• [DATASET ROWS]
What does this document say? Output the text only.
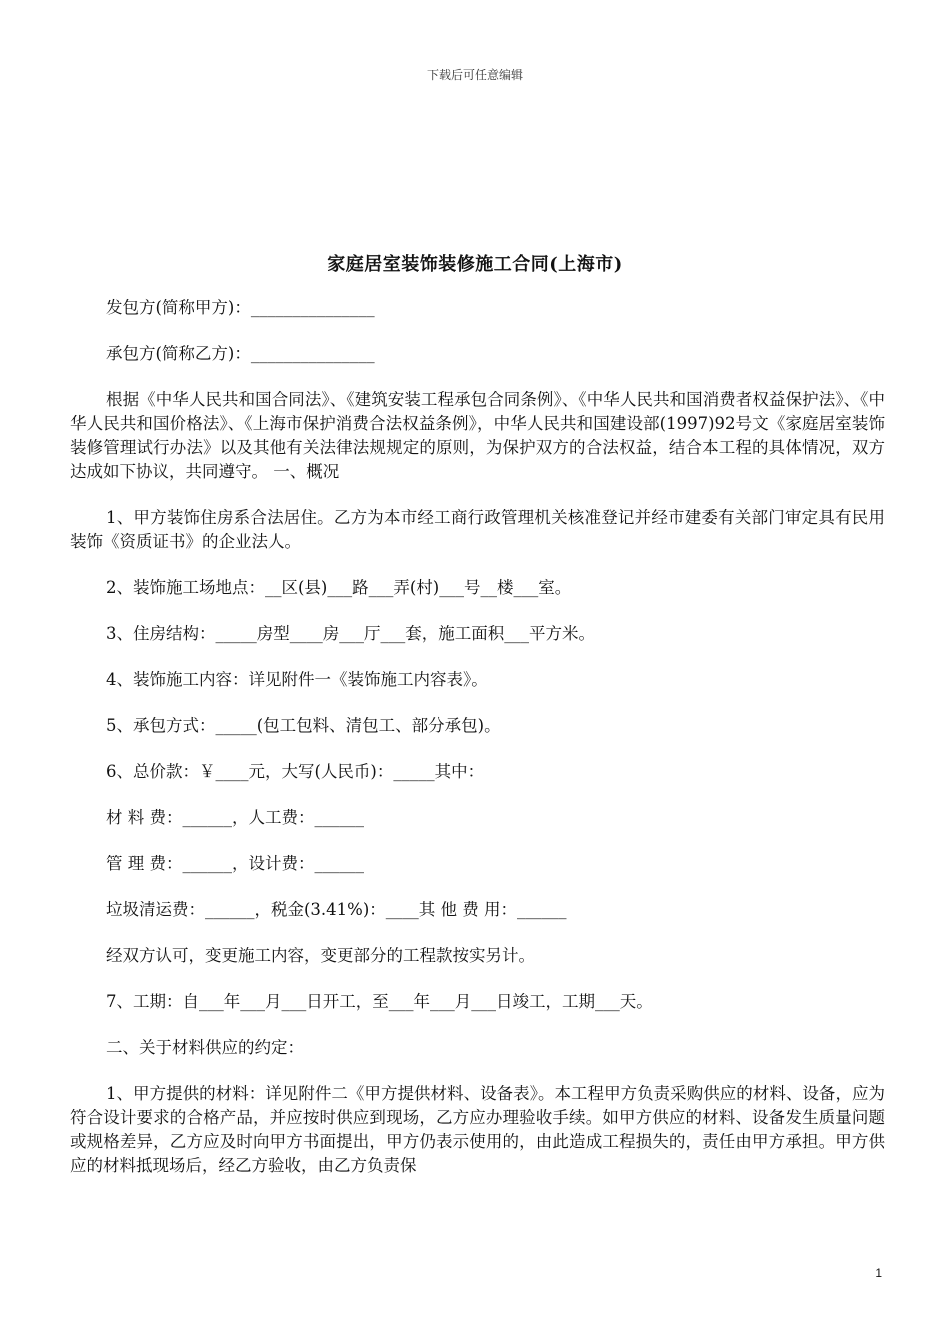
下载后可任意编辑
家庭居室装饰装修施工合同(上海市)

发包方(简称甲方)：_______________

承包方(简称乙方)：_______________

根据《中华人民共和国合同法》、《建筑安装工程承包合同条例》、《中华人民共和国消费者权益保护法》、《中华人民共和国价格法》、《上海市保护消费合法权益条例》，中华人民共和国建设部(1997)92号文《家庭居室装饰装修管理试行办法》以及其他有关法律法规规定的原则，为保护双方的合法权益，结合本工程的具体情况，双方达成如下协议，共同遵守。 一、概况

1、甲方装饰住房系合法居住。乙方为本市经工商行政管理机关核准登记并经市建委有关部门审定具有民用装饰《资质证书》的企业法人。

2、装饰施工场地点：__区(县)___路___弄(村)___号__楼___室。

3、住房结构：_____房型____房___厅___套，施工面积___平方米。

4、装饰施工内容：详见附件一《装饰施工内容表》。

5、承包方式：_____(包工包料、清包工、部分承包)。

6、总价款：￥____元，大写(人民币)：_____其中：

材 料 费：______，人工费：______

管 理 费：______，设计费：______

垃圾清运费：______，税金(3.41%)：____其 他 费 用：______

经双方认可，变更施工内容，变更部分的工程款按实另计。

7、工期：自___年___月___日开工，至___年___月___日竣工，工期___天。

二、关于材料供应的约定：

1、甲方提供的材料：详见附件二《甲方提供材料、设备表》。本工程甲方负责采购供应的材料、设备，应为符合设计要求的合格产品，并应按时供应到现场，乙方应办理验收手续。如甲方供应的材料、设备发生质量问题或规格差异，乙方应及时向甲方书面提出，甲方仍表示使用的，由此造成工程损失的，责任由甲方承担。甲方供应的材料抵现场后，经乙方验收，由乙方负责保

1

• [TASK TO CARRY OUT] From the entries above, output every line exactly and omit any image.

• [SOLUTION FOR THIS EXERCISE]
What does this document say? Output the text only.
下载后可任意编辑
家庭居室装饰装修施工合同(上海市)

发包方(简称甲方)：_______________

承包方(简称乙方)：_______________

根据《中华人民共和国合同法》、《建筑安装工程承包合同条例》、《中华人民共和国消费者权益保护法》、《中华人民共和国价格法》、《上海市保护消费合法权益条例》，中华人民共和国建设部(1997)92号文《家庭居室装饰装修管理试行办法》以及其他有关法律法规规定的原则，为保护双方的合法权益，结合本工程的具体情况，双方达成如下协议，共同遵守。 一、概况

1、甲方装饰住房系合法居住。乙方为本市经工商行政管理机关核准登记并经市建委有关部门审定具有民用装饰《资质证书》的企业法人。

2、装饰施工场地点：__区(县)___路___弄(村)___号__楼___室。

3、住房结构：_____房型____房___厅___套，施工面积___平方米。

4、装饰施工内容：详见附件一《装饰施工内容表》。

5、承包方式：_____(包工包料、清包工、部分承包)。

6、总价款：￥____元，大写(人民币)：_____其中：

材 料 费：______，人工费：______

管 理 费：______，设计费：______

垃圾清运费：______，税金(3.41%)：____其 他 费 用：______

经双方认可，变更施工内容，变更部分的工程款按实另计。

7、工期：自___年___月___日开工，至___年___月___日竣工，工期___天。

二、关于材料供应的约定：

1、甲方提供的材料：详见附件二《甲方提供材料、设备表》。本工程甲方负责采购供应的材料、设备，应为符合设计要求的合格产品，并应按时供应到现场，乙方应办理验收手续。如甲方供应的材料、设备发生质量问题或规格差异，乙方应及时向甲方书面提出，甲方仍表示使用的，由此造成工程损失的，责任由甲方承担。甲方供应的材料抵现场后，经乙方验收，由乙方负责保

1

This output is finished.